## [RECORDED DATA]
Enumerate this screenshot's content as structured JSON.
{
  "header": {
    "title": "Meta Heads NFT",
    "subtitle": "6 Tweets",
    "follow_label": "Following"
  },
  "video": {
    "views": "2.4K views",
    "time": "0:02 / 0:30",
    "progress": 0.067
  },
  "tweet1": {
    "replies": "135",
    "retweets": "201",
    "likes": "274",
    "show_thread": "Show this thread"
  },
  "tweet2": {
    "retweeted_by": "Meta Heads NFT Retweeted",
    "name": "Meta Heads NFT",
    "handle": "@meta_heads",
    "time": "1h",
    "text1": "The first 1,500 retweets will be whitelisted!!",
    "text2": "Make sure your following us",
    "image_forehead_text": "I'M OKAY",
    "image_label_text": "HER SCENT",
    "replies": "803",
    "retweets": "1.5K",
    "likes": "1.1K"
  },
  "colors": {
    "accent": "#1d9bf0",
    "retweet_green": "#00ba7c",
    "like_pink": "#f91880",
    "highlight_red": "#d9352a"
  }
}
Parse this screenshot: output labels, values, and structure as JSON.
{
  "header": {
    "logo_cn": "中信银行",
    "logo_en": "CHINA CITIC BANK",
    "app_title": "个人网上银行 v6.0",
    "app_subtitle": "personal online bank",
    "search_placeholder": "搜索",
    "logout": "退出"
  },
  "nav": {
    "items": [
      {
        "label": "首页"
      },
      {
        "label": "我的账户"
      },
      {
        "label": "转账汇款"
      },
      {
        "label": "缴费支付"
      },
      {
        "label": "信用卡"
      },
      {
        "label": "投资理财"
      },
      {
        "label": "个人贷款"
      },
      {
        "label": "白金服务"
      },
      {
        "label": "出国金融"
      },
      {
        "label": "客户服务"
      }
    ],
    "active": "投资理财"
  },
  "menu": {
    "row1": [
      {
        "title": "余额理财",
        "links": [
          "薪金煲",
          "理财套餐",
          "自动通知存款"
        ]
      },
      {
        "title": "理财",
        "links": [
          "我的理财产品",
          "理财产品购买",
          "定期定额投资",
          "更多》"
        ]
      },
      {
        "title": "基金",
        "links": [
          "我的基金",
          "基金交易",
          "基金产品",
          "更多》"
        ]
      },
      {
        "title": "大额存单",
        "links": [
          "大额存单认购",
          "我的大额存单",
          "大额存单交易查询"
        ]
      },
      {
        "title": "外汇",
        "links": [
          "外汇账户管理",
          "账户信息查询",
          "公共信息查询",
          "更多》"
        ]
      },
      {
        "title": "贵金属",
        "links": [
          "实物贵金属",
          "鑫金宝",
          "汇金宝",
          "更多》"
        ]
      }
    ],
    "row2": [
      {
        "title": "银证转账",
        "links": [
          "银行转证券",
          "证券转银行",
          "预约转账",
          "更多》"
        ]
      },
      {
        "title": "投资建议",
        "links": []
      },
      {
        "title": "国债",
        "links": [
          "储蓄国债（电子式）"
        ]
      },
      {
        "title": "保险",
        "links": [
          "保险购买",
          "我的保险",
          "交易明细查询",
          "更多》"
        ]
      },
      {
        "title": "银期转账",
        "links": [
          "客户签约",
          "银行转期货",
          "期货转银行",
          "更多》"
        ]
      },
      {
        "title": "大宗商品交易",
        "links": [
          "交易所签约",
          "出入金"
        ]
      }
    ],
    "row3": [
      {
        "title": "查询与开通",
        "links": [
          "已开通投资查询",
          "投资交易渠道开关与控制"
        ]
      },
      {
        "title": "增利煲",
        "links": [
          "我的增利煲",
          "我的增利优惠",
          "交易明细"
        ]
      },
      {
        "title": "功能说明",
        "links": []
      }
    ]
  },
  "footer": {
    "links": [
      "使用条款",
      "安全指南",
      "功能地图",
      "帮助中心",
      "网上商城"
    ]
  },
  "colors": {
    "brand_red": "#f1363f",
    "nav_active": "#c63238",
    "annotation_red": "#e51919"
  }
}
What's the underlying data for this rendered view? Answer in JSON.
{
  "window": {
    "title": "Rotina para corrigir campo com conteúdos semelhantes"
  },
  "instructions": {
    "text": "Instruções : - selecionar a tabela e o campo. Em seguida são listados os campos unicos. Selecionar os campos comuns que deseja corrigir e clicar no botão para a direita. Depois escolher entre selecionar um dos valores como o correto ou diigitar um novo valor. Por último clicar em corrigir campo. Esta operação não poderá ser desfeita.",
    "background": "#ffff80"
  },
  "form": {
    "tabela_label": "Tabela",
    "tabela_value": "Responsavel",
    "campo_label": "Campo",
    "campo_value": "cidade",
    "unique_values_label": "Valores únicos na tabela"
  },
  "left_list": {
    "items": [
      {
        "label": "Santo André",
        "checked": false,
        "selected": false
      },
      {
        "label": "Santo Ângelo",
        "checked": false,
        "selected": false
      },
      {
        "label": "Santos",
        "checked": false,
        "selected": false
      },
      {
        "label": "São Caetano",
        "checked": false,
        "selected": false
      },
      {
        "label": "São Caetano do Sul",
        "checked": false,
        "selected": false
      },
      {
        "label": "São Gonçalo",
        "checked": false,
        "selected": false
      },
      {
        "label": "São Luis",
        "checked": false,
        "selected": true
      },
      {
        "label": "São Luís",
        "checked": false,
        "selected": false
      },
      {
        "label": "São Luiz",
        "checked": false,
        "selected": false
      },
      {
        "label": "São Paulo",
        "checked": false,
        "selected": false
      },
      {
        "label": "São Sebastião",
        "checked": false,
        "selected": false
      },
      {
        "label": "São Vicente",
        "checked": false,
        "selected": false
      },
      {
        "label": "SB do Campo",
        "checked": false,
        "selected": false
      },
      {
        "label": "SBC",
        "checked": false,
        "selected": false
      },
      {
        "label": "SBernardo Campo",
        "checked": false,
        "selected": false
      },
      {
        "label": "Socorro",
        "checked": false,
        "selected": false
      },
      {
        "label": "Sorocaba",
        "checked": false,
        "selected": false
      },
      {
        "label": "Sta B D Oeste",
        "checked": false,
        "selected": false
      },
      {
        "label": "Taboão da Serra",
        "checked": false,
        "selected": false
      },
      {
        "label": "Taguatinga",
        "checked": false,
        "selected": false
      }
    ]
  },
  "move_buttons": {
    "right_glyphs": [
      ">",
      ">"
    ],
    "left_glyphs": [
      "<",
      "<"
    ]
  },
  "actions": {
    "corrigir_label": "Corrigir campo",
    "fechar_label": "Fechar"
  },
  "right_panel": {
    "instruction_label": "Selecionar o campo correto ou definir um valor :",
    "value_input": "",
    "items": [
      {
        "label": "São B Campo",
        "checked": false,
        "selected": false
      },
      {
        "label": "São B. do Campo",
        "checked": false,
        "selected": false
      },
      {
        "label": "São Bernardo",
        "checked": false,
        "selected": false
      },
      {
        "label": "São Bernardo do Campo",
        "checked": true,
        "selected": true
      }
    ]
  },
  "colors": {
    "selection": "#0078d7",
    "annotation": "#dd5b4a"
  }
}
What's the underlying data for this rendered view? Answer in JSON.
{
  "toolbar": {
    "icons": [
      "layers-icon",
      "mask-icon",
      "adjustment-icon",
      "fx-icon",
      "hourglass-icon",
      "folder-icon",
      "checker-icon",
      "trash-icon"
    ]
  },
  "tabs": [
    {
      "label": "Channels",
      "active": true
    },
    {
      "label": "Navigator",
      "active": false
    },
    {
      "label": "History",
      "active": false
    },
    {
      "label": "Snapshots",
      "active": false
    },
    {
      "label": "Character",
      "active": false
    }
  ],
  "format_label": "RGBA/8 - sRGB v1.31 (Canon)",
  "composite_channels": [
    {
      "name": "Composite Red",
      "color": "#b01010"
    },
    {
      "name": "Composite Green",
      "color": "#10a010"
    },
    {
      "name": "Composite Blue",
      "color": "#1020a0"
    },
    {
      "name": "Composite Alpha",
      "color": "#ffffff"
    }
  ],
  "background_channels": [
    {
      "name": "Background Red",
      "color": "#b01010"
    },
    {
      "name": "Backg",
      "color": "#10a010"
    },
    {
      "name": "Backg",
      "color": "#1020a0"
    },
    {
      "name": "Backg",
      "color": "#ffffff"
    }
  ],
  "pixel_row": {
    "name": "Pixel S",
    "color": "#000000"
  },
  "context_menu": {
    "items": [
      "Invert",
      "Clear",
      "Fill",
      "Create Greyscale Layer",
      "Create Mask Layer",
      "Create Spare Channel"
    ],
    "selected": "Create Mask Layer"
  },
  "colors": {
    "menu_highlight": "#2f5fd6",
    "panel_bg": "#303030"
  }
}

## [WRITTEN INSTRUCTION]
Report every line containing the word "para" from the listing above.

## [EXERCISE RESULT]
    "title": "Rotina para corrigir campo com conteúdos semelhantes"
    "text": "Instruções : - selecionar a tabela e o campo. Em seguida são listados os campos unicos. Selecionar os campos comuns que deseja corrigir e clicar no botão para a direita. Depois escolher entre selecionar um dos valores como o correto ou diigitar um novo valor. Por último clicar em corrigir campo. Esta operação não poderá ser desfeita.",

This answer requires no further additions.